# [Aim]
Write out the full listing again, exactly as it stands.

# [Information provided]
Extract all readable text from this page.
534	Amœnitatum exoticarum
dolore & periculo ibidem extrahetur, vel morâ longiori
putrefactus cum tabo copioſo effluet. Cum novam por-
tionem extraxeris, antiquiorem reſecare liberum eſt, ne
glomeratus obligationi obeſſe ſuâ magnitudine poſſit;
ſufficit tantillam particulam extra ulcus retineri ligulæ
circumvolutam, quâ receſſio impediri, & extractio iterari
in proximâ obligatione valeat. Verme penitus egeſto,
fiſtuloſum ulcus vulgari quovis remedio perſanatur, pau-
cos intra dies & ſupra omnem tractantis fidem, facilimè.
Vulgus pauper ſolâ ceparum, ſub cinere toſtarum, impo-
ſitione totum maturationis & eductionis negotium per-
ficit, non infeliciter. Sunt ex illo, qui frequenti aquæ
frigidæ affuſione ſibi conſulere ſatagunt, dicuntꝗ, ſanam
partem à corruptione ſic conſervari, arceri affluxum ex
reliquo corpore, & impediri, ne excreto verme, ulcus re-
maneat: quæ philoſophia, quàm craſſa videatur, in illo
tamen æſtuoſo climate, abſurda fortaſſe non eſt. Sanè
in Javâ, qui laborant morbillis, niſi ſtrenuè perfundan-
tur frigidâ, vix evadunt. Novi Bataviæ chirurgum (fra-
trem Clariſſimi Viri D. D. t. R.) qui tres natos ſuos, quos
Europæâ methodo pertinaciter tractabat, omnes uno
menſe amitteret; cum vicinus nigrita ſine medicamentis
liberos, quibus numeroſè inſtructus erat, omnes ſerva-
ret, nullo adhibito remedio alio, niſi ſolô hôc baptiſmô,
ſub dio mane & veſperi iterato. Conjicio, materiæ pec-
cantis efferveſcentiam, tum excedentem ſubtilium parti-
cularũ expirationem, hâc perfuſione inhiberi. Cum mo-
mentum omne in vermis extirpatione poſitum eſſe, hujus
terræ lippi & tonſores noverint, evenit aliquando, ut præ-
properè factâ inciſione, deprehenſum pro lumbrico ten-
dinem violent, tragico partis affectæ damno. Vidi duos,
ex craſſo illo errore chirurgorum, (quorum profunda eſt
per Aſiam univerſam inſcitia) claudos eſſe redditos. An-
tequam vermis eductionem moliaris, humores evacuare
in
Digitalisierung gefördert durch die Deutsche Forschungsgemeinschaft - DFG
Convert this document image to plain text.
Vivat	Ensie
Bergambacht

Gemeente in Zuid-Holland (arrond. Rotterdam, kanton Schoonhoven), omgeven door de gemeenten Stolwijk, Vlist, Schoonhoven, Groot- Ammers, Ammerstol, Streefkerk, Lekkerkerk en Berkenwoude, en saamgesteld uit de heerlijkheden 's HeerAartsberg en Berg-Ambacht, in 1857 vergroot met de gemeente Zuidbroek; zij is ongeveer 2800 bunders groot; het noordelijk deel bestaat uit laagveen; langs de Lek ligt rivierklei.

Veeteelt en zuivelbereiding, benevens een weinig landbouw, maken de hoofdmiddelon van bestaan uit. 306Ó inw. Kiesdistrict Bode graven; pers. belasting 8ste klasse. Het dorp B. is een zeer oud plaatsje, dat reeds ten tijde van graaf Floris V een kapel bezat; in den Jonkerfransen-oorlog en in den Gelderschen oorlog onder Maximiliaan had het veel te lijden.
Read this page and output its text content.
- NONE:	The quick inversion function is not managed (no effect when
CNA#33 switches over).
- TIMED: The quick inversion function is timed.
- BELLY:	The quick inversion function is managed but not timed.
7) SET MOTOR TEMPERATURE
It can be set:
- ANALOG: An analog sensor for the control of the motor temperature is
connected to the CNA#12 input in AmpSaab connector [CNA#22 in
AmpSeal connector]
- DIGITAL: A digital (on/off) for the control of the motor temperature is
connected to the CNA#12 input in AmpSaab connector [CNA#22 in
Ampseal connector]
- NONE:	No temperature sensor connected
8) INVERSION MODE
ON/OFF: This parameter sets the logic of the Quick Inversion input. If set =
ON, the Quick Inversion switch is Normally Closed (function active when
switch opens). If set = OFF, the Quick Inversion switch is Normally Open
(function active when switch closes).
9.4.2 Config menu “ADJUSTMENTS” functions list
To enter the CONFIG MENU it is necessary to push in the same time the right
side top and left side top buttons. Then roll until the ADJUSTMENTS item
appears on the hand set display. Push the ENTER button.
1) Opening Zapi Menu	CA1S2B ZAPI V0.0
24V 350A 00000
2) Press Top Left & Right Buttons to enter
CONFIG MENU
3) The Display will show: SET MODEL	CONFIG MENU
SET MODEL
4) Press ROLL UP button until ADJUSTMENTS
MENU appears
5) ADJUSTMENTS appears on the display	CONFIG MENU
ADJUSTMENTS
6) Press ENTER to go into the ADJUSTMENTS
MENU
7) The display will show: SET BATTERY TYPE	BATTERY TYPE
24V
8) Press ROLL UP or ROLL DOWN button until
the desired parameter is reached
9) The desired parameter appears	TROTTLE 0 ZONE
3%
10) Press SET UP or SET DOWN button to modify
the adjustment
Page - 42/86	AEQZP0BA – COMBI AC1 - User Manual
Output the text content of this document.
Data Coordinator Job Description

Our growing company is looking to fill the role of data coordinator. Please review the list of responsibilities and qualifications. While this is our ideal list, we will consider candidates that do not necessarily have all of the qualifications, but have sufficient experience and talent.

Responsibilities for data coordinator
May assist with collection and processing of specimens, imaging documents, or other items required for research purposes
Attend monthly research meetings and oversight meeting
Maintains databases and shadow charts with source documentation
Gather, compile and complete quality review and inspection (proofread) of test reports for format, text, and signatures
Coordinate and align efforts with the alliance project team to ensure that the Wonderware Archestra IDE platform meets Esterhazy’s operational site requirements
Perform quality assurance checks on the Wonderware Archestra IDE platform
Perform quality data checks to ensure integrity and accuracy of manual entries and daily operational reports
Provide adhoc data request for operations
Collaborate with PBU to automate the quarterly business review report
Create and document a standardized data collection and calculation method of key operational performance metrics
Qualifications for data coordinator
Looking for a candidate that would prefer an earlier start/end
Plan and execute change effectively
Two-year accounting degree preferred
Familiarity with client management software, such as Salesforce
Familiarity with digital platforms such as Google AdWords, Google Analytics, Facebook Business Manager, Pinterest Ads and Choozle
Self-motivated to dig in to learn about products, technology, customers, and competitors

# [Solution to this problem]
Extract all readable text from this page.
534	Amœnitatum exoticarum
dolore & periculo ibidem extrahetur, vel morâ longiori
putrefactus cum tabo copioſo effluet. Cum novam por-
tionem extraxeris, antiquiorem reſecare liberum eſt, ne
glomeratus obligationi obeſſe ſuâ magnitudine poſſit;
ſufficit tantillam particulam extra ulcus retineri ligulæ
circumvolutam, quâ receſſio impediri, & extractio iterari
in proximâ obligatione valeat. Verme penitus egeſto,
fiſtuloſum ulcus vulgari quovis remedio perſanatur, pau-
cos intra dies & ſupra omnem tractantis fidem, facilimè.
Vulgus pauper ſolâ ceparum, ſub cinere toſtarum, impo-
ſitione totum maturationis & eductionis negotium per-
ficit, non infeliciter. Sunt ex illo, qui frequenti aquæ
frigidæ affuſione ſibi conſulere ſatagunt, dicuntꝗ, ſanam
partem à corruptione ſic conſervari, arceri affluxum ex
reliquo corpore, & impediri, ne excreto verme, ulcus re-
maneat: quæ philoſophia, quàm craſſa videatur, in illo
tamen æſtuoſo climate, abſurda fortaſſe non eſt. Sanè
in Javâ, qui laborant morbillis, niſi ſtrenuè perfundan-
tur frigidâ, vix evadunt. Novi Bataviæ chirurgum (fra-
trem Clariſſimi Viri D. D. t. R.) qui tres natos ſuos, quos
Europæâ methodo pertinaciter tractabat, omnes uno
menſe amitteret; cum vicinus nigrita ſine medicamentis
liberos, quibus numeroſè inſtructus erat, omnes ſerva-
ret, nullo adhibito remedio alio, niſi ſolô hôc baptiſmô,
ſub dio mane & veſperi iterato. Conjicio, materiæ pec-
cantis efferveſcentiam, tum excedentem ſubtilium parti-
cularũ expirationem, hâc perfuſione inhiberi. Cum mo-
mentum omne in vermis extirpatione poſitum eſſe, hujus
terræ lippi & tonſores noverint, evenit aliquando, ut præ-
properè factâ inciſione, deprehenſum pro lumbrico ten-
dinem violent, tragico partis affectæ damno. Vidi duos,
ex craſſo illo errore chirurgorum, (quorum profunda eſt
per Aſiam univerſam inſcitia) claudos eſſe redditos. An-
tequam vermis eductionem moliaris, humores evacuare
in
Digitalisierung gefördert durch die Deutsche Forschungsgemeinschaft - DFG
Convert this document image to plain text.
Vivat	Ensie
Bergambacht

Gemeente in Zuid-Holland (arrond. Rotterdam, kanton Schoonhoven), omgeven door de gemeenten Stolwijk, Vlist, Schoonhoven, Groot- Ammers, Ammerstol, Streefkerk, Lekkerkerk en Berkenwoude, en saamgesteld uit de heerlijkheden 's HeerAartsberg en Berg-Ambacht, in 1857 vergroot met de gemeente Zuidbroek; zij is ongeveer 2800 bunders groot; het noordelijk deel bestaat uit laagveen; langs de Lek ligt rivierklei.

Veeteelt en zuivelbereiding, benevens een weinig landbouw, maken de hoofdmiddelon van bestaan uit. 306Ó inw. Kiesdistrict Bode graven; pers. belasting 8ste klasse. Het dorp B. is een zeer oud plaatsje, dat reeds ten tijde van graaf Floris V een kapel bezat; in den Jonkerfransen-oorlog en in den Gelderschen oorlog onder Maximiliaan had het veel te lijden.
Read this page and output its text content.
- NONE:	The quick inversion function is not managed (no effect when
CNA#33 switches over).
- TIMED: The quick inversion function is timed.
- BELLY:	The quick inversion function is managed but not timed.
7) SET MOTOR TEMPERATURE
It can be set:
- ANALOG: An analog sensor for the control of the motor temperature is
connected to the CNA#12 input in AmpSaab connector [CNA#22 in
AmpSeal connector]
- DIGITAL: A digital (on/off) for the control of the motor temperature is
connected to the CNA#12 input in AmpSaab connector [CNA#22 in
Ampseal connector]
- NONE:	No temperature sensor connected
8) INVERSION MODE
ON/OFF: This parameter sets the logic of the Quick Inversion input. If set =
ON, the Quick Inversion switch is Normally Closed (function active when
switch opens). If set = OFF, the Quick Inversion switch is Normally Open
(function active when switch closes).
9.4.2 Config menu “ADJUSTMENTS” functions list
To enter the CONFIG MENU it is necessary to push in the same time the right
side top and left side top buttons. Then roll until the ADJUSTMENTS item
appears on the hand set display. Push the ENTER button.
1) Opening Zapi Menu	CA1S2B ZAPI V0.0
24V 350A 00000
2) Press Top Left & Right Buttons to enter
CONFIG MENU
3) The Display will show: SET MODEL	CONFIG MENU
SET MODEL
4) Press ROLL UP button until ADJUSTMENTS
MENU appears
5) ADJUSTMENTS appears on the display	CONFIG MENU
ADJUSTMENTS
6) Press ENTER to go into the ADJUSTMENTS
MENU
7) The display will show: SET BATTERY TYPE	BATTERY TYPE
24V
8) Press ROLL UP or ROLL DOWN button until
the desired parameter is reached
9) The desired parameter appears	TROTTLE 0 ZONE
3%
10) Press SET UP or SET DOWN button to modify
the adjustment
Page - 42/86	AEQZP0BA – COMBI AC1 - User Manual
Output the text content of this document.
Data Coordinator Job Description

Our growing company is looking to fill the role of data coordinator. Please review the list of responsibilities and qualifications. While this is our ideal list, we will consider candidates that do not necessarily have all of the qualifications, but have sufficient experience and talent.

Responsibilities for data coordinator
May assist with collection and processing of specimens, imaging documents, or other items required for research purposes
Attend monthly research meetings and oversight meeting
Maintains databases and shadow charts with source documentation
Gather, compile and complete quality review and inspection (proofread) of test reports for format, text, and signatures
Coordinate and align efforts with the alliance project team to ensure that the Wonderware Archestra IDE platform meets Esterhazy’s operational site requirements
Perform quality assurance checks on the Wonderware Archestra IDE platform
Perform quality data checks to ensure integrity and accuracy of manual entries and daily operational reports
Provide adhoc data request for operations
Collaborate with PBU to automate the quarterly business review report
Create and document a standardized data collection and calculation method of key operational performance metrics
Qualifications for data coordinator
Looking for a candidate that would prefer an earlier start/end
Plan and execute change effectively
Two-year accounting degree preferred
Familiarity with client management software, such as Salesforce
Familiarity with digital platforms such as Google AdWords, Google Analytics, Facebook Business Manager, Pinterest Ads and Choozle
Self-motivated to dig in to learn about products, technology, customers, and competitors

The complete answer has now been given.